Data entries
* Start *

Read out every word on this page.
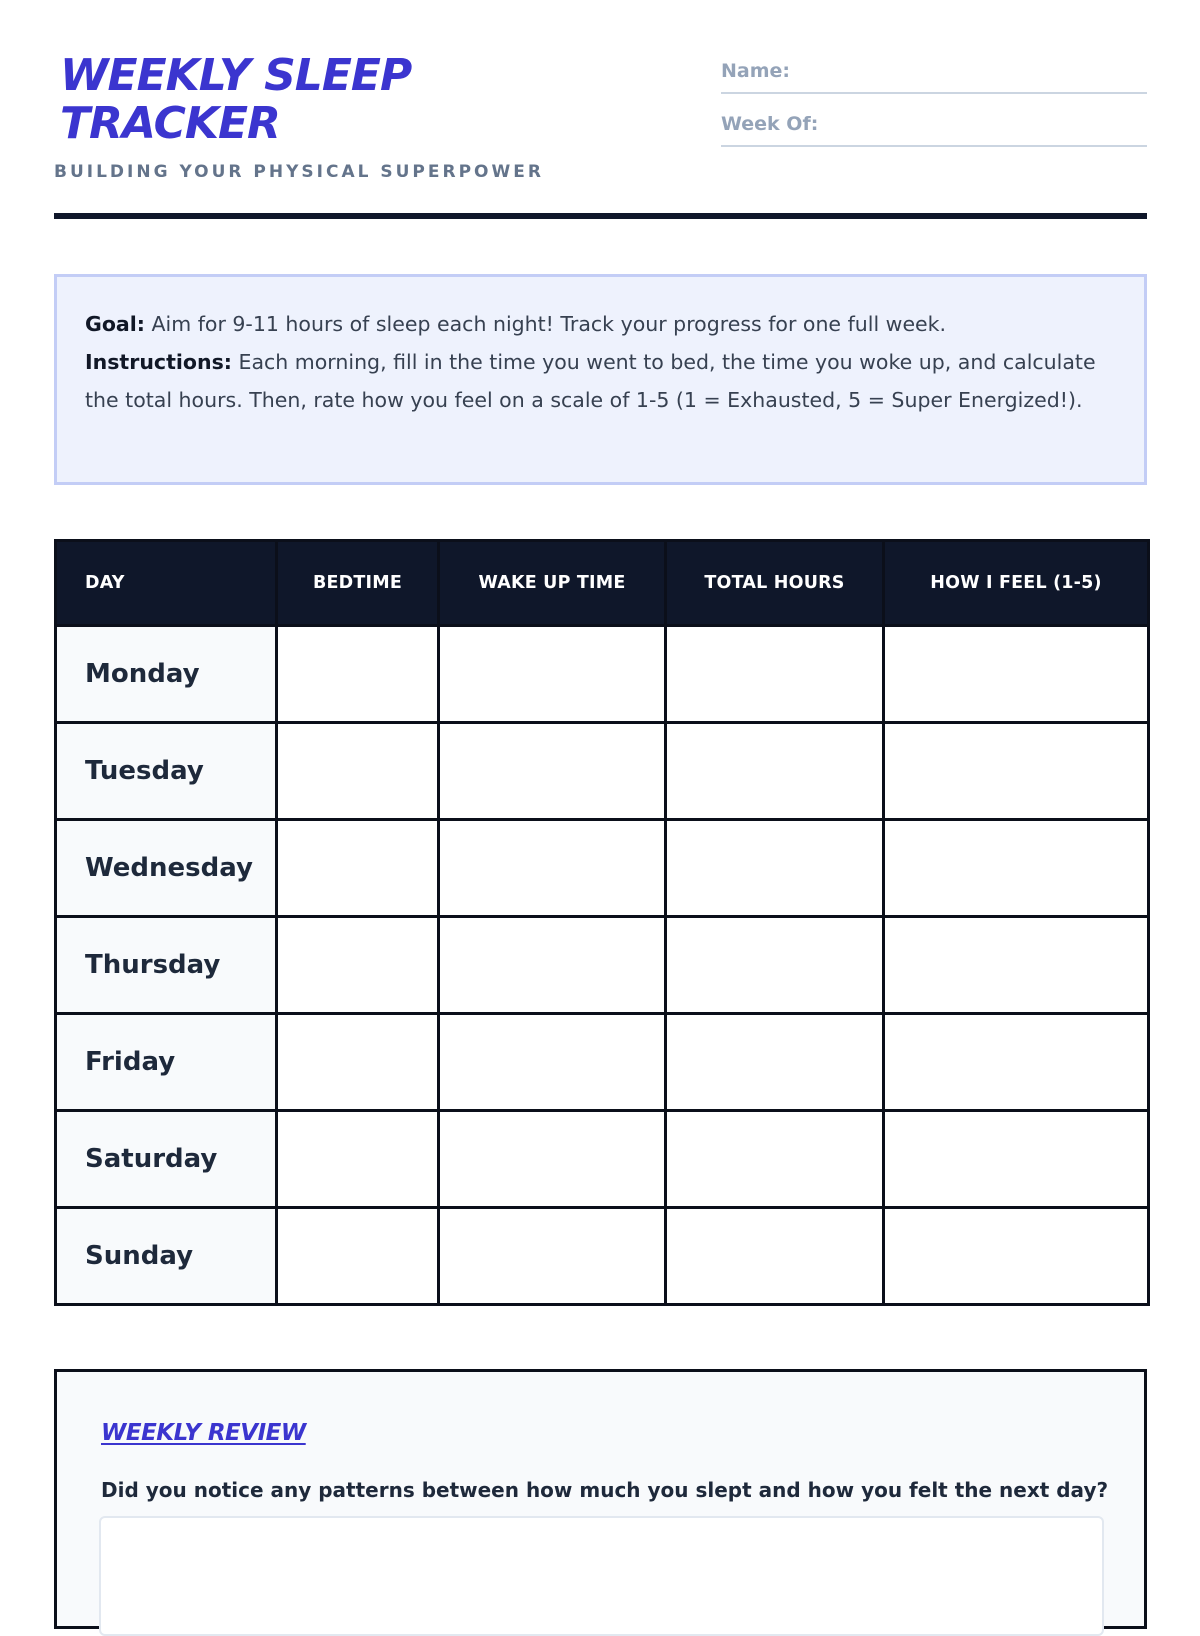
WEEKLY SLEEP TRACKER
BUILDING YOUR PHYSICAL SUPERPOWER
Name:
Week Of:
Goal: Aim for 9-11 hours of sleep each night! Track your progress for one full week.
Instructions: Each morning, fill in the time you went to bed, the time you woke up, and calculate the total hours. Then, rate how you feel on a scale of 1-5 (1 = Exhausted, 5 = Super Energized!).
DAY	BEDTIME	WAKE UP TIME	TOTAL HOURS	HOW I FEEL (1-5)
Monday				
Tuesday				
Wednesday				
Thursday				
Friday				
Saturday				
Sunday				
WEEKLY REVIEW
Did you notice any patterns between how much you slept and how you felt the next day?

* End *

• _Instruction_
Repeat every record above exactly, but leave out any pictures.

• _Exercise solution_
Read out every word on this page.
WEEKLY SLEEP TRACKER
BUILDING YOUR PHYSICAL SUPERPOWER
Name:
Week Of:
Goal: Aim for 9-11 hours of sleep each night! Track your progress for one full week.
Instructions: Each morning, fill in the time you went to bed, the time you woke up, and calculate the total hours. Then, rate how you feel on a scale of 1-5 (1 = Exhausted, 5 = Super Energized!).
DAY	BEDTIME	WAKE UP TIME	TOTAL HOURS	HOW I FEEL (1-5)
Monday				
Tuesday				
Wednesday				
Thursday				
Friday				
Saturday				
Sunday				
WEEKLY REVIEW
Did you notice any patterns between how much you slept and how you felt the next day?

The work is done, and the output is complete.